_Directions:_ Extract the full set of records that follows, word for word.

[Begin]

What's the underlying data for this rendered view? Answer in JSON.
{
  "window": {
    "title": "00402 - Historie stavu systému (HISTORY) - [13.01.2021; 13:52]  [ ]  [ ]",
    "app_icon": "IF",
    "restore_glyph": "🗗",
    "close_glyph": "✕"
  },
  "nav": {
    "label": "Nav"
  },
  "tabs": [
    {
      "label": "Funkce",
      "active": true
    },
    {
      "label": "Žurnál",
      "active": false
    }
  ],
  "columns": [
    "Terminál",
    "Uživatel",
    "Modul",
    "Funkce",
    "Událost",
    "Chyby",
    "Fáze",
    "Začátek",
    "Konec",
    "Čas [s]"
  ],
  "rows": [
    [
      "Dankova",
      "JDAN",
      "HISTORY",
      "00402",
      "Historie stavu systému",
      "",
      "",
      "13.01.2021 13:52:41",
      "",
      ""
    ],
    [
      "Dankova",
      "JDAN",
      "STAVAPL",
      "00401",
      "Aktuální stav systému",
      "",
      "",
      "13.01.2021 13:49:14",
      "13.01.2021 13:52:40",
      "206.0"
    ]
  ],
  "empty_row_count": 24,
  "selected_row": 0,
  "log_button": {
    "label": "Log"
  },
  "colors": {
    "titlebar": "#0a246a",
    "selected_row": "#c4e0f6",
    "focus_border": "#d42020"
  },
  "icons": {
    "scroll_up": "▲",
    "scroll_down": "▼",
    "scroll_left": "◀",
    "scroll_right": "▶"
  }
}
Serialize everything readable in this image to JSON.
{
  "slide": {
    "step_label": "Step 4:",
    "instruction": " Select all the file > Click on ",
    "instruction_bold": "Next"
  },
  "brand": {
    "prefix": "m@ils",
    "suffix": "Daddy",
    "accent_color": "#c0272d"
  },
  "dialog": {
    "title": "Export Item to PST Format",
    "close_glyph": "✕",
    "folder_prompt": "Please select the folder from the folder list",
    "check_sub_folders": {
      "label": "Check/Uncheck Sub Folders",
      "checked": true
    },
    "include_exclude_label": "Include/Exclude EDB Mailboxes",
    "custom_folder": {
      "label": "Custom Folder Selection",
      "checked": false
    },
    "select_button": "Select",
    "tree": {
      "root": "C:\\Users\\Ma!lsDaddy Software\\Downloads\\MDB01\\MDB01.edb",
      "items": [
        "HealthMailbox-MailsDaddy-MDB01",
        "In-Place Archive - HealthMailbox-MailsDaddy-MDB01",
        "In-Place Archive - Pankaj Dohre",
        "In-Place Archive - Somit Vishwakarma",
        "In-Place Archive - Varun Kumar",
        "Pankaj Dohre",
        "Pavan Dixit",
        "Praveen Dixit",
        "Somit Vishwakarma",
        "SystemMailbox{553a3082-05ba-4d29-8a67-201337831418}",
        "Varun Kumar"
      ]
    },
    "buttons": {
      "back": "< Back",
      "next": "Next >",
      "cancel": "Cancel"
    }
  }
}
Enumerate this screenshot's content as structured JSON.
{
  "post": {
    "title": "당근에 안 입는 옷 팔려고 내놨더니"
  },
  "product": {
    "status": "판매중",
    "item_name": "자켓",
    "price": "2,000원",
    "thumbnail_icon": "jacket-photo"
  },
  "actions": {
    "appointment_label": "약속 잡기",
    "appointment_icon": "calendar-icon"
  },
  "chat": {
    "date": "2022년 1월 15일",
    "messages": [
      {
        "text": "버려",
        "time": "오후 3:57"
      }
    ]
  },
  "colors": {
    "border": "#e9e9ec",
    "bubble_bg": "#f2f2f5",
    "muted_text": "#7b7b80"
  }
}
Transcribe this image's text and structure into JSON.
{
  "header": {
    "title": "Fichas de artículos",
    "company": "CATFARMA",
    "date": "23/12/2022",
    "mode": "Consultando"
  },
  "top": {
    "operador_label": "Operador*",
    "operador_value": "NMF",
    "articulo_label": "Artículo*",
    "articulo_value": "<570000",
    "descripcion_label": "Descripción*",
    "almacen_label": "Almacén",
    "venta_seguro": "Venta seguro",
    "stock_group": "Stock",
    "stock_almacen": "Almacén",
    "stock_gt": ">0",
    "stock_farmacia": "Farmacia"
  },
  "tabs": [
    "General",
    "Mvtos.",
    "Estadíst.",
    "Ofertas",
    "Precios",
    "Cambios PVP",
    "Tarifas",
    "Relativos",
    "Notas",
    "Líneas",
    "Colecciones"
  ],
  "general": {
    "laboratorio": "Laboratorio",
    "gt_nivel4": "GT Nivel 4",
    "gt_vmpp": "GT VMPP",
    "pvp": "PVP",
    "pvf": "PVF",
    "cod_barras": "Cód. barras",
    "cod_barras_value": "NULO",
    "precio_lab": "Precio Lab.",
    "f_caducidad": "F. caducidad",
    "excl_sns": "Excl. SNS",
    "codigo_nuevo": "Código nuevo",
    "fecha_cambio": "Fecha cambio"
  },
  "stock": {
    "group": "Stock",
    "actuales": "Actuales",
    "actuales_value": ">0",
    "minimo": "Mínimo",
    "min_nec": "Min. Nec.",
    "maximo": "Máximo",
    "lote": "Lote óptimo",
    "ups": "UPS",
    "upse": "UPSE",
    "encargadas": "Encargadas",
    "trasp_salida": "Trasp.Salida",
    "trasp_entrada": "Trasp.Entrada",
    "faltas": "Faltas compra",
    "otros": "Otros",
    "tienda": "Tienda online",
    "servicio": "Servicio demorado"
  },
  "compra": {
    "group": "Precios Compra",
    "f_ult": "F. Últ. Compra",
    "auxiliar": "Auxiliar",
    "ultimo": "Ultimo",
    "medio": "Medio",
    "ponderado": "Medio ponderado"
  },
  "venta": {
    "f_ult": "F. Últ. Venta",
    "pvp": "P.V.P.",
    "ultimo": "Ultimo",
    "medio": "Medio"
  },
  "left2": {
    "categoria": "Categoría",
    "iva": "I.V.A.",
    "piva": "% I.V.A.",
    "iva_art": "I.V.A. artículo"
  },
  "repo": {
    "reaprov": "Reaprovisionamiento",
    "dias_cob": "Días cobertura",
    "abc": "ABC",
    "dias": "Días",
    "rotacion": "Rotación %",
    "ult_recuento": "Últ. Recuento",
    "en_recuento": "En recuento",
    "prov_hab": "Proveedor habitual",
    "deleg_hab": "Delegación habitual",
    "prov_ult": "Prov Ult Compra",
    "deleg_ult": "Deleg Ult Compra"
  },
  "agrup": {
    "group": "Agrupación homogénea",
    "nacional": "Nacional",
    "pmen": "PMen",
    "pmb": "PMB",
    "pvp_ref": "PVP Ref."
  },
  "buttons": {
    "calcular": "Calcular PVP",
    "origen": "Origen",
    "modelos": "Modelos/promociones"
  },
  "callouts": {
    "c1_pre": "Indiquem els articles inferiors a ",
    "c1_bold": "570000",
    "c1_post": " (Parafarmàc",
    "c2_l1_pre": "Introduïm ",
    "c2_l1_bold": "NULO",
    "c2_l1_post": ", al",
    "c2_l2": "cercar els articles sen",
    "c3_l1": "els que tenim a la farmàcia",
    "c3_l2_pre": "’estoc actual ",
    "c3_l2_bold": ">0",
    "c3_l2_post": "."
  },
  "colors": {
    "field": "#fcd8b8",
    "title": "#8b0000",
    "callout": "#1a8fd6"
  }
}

[End]

_In response:_
What's the underlying data for this rendered view? Answer in JSON.
{
  "window": {
    "title": "00402 - Historie stavu systému (HISTORY) - [13.01.2021; 13:52]  [ ]  [ ]",
    "app_icon": "IF",
    "restore_glyph": "🗗",
    "close_glyph": "✕"
  },
  "nav": {
    "label": "Nav"
  },
  "tabs": [
    {
      "label": "Funkce",
      "active": true
    },
    {
      "label": "Žurnál",
      "active": false
    }
  ],
  "columns": [
    "Terminál",
    "Uživatel",
    "Modul",
    "Funkce",
    "Událost",
    "Chyby",
    "Fáze",
    "Začátek",
    "Konec",
    "Čas [s]"
  ],
  "rows": [
    [
      "Dankova",
      "JDAN",
      "HISTORY",
      "00402",
      "Historie stavu systému",
      "",
      "",
      "13.01.2021 13:52:41",
      "",
      ""
    ],
    [
      "Dankova",
      "JDAN",
      "STAVAPL",
      "00401",
      "Aktuální stav systému",
      "",
      "",
      "13.01.2021 13:49:14",
      "13.01.2021 13:52:40",
      "206.0"
    ]
  ],
  "empty_row_count": 24,
  "selected_row": 0,
  "log_button": {
    "label": "Log"
  },
  "colors": {
    "titlebar": "#0a246a",
    "selected_row": "#c4e0f6",
    "focus_border": "#d42020"
  },
  "icons": {
    "scroll_up": "▲",
    "scroll_down": "▼",
    "scroll_left": "◀",
    "scroll_right": "▶"
  }
}
Serialize everything readable in this image to JSON.
{
  "slide": {
    "step_label": "Step 4:",
    "instruction": " Select all the file > Click on ",
    "instruction_bold": "Next"
  },
  "brand": {
    "prefix": "m@ils",
    "suffix": "Daddy",
    "accent_color": "#c0272d"
  },
  "dialog": {
    "title": "Export Item to PST Format",
    "close_glyph": "✕",
    "folder_prompt": "Please select the folder from the folder list",
    "check_sub_folders": {
      "label": "Check/Uncheck Sub Folders",
      "checked": true
    },
    "include_exclude_label": "Include/Exclude EDB Mailboxes",
    "custom_folder": {
      "label": "Custom Folder Selection",
      "checked": false
    },
    "select_button": "Select",
    "tree": {
      "root": "C:\\Users\\Ma!lsDaddy Software\\Downloads\\MDB01\\MDB01.edb",
      "items": [
        "HealthMailbox-MailsDaddy-MDB01",
        "In-Place Archive - HealthMailbox-MailsDaddy-MDB01",
        "In-Place Archive - Pankaj Dohre",
        "In-Place Archive - Somit Vishwakarma",
        "In-Place Archive - Varun Kumar",
        "Pankaj Dohre",
        "Pavan Dixit",
        "Praveen Dixit",
        "Somit Vishwakarma",
        "SystemMailbox{553a3082-05ba-4d29-8a67-201337831418}",
        "Varun Kumar"
      ]
    },
    "buttons": {
      "back": "< Back",
      "next": "Next >",
      "cancel": "Cancel"
    }
  }
}
Enumerate this screenshot's content as structured JSON.
{
  "post": {
    "title": "당근에 안 입는 옷 팔려고 내놨더니"
  },
  "product": {
    "status": "판매중",
    "item_name": "자켓",
    "price": "2,000원",
    "thumbnail_icon": "jacket-photo"
  },
  "actions": {
    "appointment_label": "약속 잡기",
    "appointment_icon": "calendar-icon"
  },
  "chat": {
    "date": "2022년 1월 15일",
    "messages": [
      {
        "text": "버려",
        "time": "오후 3:57"
      }
    ]
  },
  "colors": {
    "border": "#e9e9ec",
    "bubble_bg": "#f2f2f5",
    "muted_text": "#7b7b80"
  }
}
Transcribe this image's text and structure into JSON.
{
  "header": {
    "title": "Fichas de artículos",
    "company": "CATFARMA",
    "date": "23/12/2022",
    "mode": "Consultando"
  },
  "top": {
    "operador_label": "Operador*",
    "operador_value": "NMF",
    "articulo_label": "Artículo*",
    "articulo_value": "<570000",
    "descripcion_label": "Descripción*",
    "almacen_label": "Almacén",
    "venta_seguro": "Venta seguro",
    "stock_group": "Stock",
    "stock_almacen": "Almacén",
    "stock_gt": ">0",
    "stock_farmacia": "Farmacia"
  },
  "tabs": [
    "General",
    "Mvtos.",
    "Estadíst.",
    "Ofertas",
    "Precios",
    "Cambios PVP",
    "Tarifas",
    "Relativos",
    "Notas",
    "Líneas",
    "Colecciones"
  ],
  "general": {
    "laboratorio": "Laboratorio",
    "gt_nivel4": "GT Nivel 4",
    "gt_vmpp": "GT VMPP",
    "pvp": "PVP",
    "pvf": "PVF",
    "cod_barras": "Cód. barras",
    "cod_barras_value": "NULO",
    "precio_lab": "Precio Lab.",
    "f_caducidad": "F. caducidad",
    "excl_sns": "Excl. SNS",
    "codigo_nuevo": "Código nuevo",
    "fecha_cambio": "Fecha cambio"
  },
  "stock": {
    "group": "Stock",
    "actuales": "Actuales",
    "actuales_value": ">0",
    "minimo": "Mínimo",
    "min_nec": "Min. Nec.",
    "maximo": "Máximo",
    "lote": "Lote óptimo",
    "ups": "UPS",
    "upse": "UPSE",
    "encargadas": "Encargadas",
    "trasp_salida": "Trasp.Salida",
    "trasp_entrada": "Trasp.Entrada",
    "faltas": "Faltas compra",
    "otros": "Otros",
    "tienda": "Tienda online",
    "servicio": "Servicio demorado"
  },
  "compra": {
    "group": "Precios Compra",
    "f_ult": "F. Últ. Compra",
    "auxiliar": "Auxiliar",
    "ultimo": "Ultimo",
    "medio": "Medio",
    "ponderado": "Medio ponderado"
  },
  "venta": {
    "f_ult": "F. Últ. Venta",
    "pvp": "P.V.P.",
    "ultimo": "Ultimo",
    "medio": "Medio"
  },
  "left2": {
    "categoria": "Categoría",
    "iva": "I.V.A.",
    "piva": "% I.V.A.",
    "iva_art": "I.V.A. artículo"
  },
  "repo": {
    "reaprov": "Reaprovisionamiento",
    "dias_cob": "Días cobertura",
    "abc": "ABC",
    "dias": "Días",
    "rotacion": "Rotación %",
    "ult_recuento": "Últ. Recuento",
    "en_recuento": "En recuento",
    "prov_hab": "Proveedor habitual",
    "deleg_hab": "Delegación habitual",
    "prov_ult": "Prov Ult Compra",
    "deleg_ult": "Deleg Ult Compra"
  },
  "agrup": {
    "group": "Agrupación homogénea",
    "nacional": "Nacional",
    "pmen": "PMen",
    "pmb": "PMB",
    "pvp_ref": "PVP Ref."
  },
  "buttons": {
    "calcular": "Calcular PVP",
    "origen": "Origen",
    "modelos": "Modelos/promociones"
  },
  "callouts": {
    "c1_pre": "Indiquem els articles inferiors a ",
    "c1_bold": "570000",
    "c1_post": " (Parafarmàc",
    "c2_l1_pre": "Introduïm ",
    "c2_l1_bold": "NULO",
    "c2_l1_post": ", al",
    "c2_l2": "cercar els articles sen",
    "c3_l1": "els que tenim a la farmàcia",
    "c3_l2_pre": "’estoc actual ",
    "c3_l2_bold": ">0",
    "c3_l2_post": "."
  },
  "colors": {
    "field": "#fcd8b8",
    "title": "#8b0000",
    "callout": "#1a8fd6"
  }
}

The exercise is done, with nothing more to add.